**EXERCISE:**
Write each record again exactly as it stands.

**DATA EXTRACT:**
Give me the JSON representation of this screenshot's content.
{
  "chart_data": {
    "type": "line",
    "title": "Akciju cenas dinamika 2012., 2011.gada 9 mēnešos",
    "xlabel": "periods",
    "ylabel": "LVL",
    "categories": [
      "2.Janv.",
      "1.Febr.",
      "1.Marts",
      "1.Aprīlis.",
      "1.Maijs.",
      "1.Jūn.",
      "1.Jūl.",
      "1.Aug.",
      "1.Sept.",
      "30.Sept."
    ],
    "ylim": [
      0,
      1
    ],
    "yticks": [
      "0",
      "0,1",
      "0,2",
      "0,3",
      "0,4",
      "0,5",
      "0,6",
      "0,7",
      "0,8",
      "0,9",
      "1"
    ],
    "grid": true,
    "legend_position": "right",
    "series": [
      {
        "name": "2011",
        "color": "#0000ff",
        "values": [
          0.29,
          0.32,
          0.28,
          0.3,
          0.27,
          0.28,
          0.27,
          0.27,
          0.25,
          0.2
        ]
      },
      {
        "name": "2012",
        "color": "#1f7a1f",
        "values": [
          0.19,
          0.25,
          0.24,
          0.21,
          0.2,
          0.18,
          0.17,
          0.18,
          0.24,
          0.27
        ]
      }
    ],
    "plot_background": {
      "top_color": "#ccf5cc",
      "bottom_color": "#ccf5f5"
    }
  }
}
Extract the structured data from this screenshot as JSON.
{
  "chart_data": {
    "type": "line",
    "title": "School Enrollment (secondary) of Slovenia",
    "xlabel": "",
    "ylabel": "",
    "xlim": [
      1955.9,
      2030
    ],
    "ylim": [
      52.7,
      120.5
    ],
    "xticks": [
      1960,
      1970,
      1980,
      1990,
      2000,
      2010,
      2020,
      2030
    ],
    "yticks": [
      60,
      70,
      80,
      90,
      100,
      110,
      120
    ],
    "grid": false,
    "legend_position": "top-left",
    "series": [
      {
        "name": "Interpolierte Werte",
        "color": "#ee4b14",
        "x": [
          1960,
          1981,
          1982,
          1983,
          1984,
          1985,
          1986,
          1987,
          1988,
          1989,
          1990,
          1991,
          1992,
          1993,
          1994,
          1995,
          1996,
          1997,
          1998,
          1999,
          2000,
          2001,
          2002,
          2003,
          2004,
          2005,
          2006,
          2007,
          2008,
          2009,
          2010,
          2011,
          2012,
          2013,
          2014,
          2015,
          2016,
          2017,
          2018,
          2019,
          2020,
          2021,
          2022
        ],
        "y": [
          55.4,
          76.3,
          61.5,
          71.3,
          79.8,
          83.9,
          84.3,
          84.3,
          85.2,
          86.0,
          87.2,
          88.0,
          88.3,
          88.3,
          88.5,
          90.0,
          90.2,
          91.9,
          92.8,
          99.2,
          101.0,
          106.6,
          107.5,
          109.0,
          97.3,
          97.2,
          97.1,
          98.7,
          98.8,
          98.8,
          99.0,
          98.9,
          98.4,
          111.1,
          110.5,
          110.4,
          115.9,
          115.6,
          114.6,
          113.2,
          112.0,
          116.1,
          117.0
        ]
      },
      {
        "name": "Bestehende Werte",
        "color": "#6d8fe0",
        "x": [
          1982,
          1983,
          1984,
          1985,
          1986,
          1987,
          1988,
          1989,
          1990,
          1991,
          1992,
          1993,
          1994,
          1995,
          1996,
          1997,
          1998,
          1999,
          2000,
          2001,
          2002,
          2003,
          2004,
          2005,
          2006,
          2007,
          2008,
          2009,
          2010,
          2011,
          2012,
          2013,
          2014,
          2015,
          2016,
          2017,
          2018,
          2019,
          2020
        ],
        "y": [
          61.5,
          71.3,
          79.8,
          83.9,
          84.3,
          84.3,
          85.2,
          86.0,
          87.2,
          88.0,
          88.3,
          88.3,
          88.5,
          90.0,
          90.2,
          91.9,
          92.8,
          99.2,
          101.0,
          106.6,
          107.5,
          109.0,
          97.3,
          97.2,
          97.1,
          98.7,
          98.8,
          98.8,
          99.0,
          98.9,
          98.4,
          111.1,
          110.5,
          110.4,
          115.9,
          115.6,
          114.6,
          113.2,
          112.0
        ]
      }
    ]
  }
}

**SOLUTION BELOW:**
Give me the JSON representation of this screenshot's content.
{
  "chart_data": {
    "type": "line",
    "title": "Akciju cenas dinamika 2012., 2011.gada 9 mēnešos",
    "xlabel": "periods",
    "ylabel": "LVL",
    "categories": [
      "2.Janv.",
      "1.Febr.",
      "1.Marts",
      "1.Aprīlis.",
      "1.Maijs.",
      "1.Jūn.",
      "1.Jūl.",
      "1.Aug.",
      "1.Sept.",
      "30.Sept."
    ],
    "ylim": [
      0,
      1
    ],
    "yticks": [
      "0",
      "0,1",
      "0,2",
      "0,3",
      "0,4",
      "0,5",
      "0,6",
      "0,7",
      "0,8",
      "0,9",
      "1"
    ],
    "grid": true,
    "legend_position": "right",
    "series": [
      {
        "name": "2011",
        "color": "#0000ff",
        "values": [
          0.29,
          0.32,
          0.28,
          0.3,
          0.27,
          0.28,
          0.27,
          0.27,
          0.25,
          0.2
        ]
      },
      {
        "name": "2012",
        "color": "#1f7a1f",
        "values": [
          0.19,
          0.25,
          0.24,
          0.21,
          0.2,
          0.18,
          0.17,
          0.18,
          0.24,
          0.27
        ]
      }
    ],
    "plot_background": {
      "top_color": "#ccf5cc",
      "bottom_color": "#ccf5f5"
    }
  }
}
Extract the structured data from this screenshot as JSON.
{
  "chart_data": {
    "type": "line",
    "title": "School Enrollment (secondary) of Slovenia",
    "xlabel": "",
    "ylabel": "",
    "xlim": [
      1955.9,
      2030
    ],
    "ylim": [
      52.7,
      120.5
    ],
    "xticks": [
      1960,
      1970,
      1980,
      1990,
      2000,
      2010,
      2020,
      2030
    ],
    "yticks": [
      60,
      70,
      80,
      90,
      100,
      110,
      120
    ],
    "grid": false,
    "legend_position": "top-left",
    "series": [
      {
        "name": "Interpolierte Werte",
        "color": "#ee4b14",
        "x": [
          1960,
          1981,
          1982,
          1983,
          1984,
          1985,
          1986,
          1987,
          1988,
          1989,
          1990,
          1991,
          1992,
          1993,
          1994,
          1995,
          1996,
          1997,
          1998,
          1999,
          2000,
          2001,
          2002,
          2003,
          2004,
          2005,
          2006,
          2007,
          2008,
          2009,
          2010,
          2011,
          2012,
          2013,
          2014,
          2015,
          2016,
          2017,
          2018,
          2019,
          2020,
          2021,
          2022
        ],
        "y": [
          55.4,
          76.3,
          61.5,
          71.3,
          79.8,
          83.9,
          84.3,
          84.3,
          85.2,
          86.0,
          87.2,
          88.0,
          88.3,
          88.3,
          88.5,
          90.0,
          90.2,
          91.9,
          92.8,
          99.2,
          101.0,
          106.6,
          107.5,
          109.0,
          97.3,
          97.2,
          97.1,
          98.7,
          98.8,
          98.8,
          99.0,
          98.9,
          98.4,
          111.1,
          110.5,
          110.4,
          115.9,
          115.6,
          114.6,
          113.2,
          112.0,
          116.1,
          117.0
        ]
      },
      {
        "name": "Bestehende Werte",
        "color": "#6d8fe0",
        "x": [
          1982,
          1983,
          1984,
          1985,
          1986,
          1987,
          1988,
          1989,
          1990,
          1991,
          1992,
          1993,
          1994,
          1995,
          1996,
          1997,
          1998,
          1999,
          2000,
          2001,
          2002,
          2003,
          2004,
          2005,
          2006,
          2007,
          2008,
          2009,
          2010,
          2011,
          2012,
          2013,
          2014,
          2015,
          2016,
          2017,
          2018,
          2019,
          2020
        ],
        "y": [
          61.5,
          71.3,
          79.8,
          83.9,
          84.3,
          84.3,
          85.2,
          86.0,
          87.2,
          88.0,
          88.3,
          88.3,
          88.5,
          90.0,
          90.2,
          91.9,
          92.8,
          99.2,
          101.0,
          106.6,
          107.5,
          109.0,
          97.3,
          97.2,
          97.1,
          98.7,
          98.8,
          98.8,
          99.0,
          98.9,
          98.4,
          111.1,
          110.5,
          110.4,
          115.9,
          115.6,
          114.6,
          113.2,
          112.0
        ]
      }
    ]
  }
}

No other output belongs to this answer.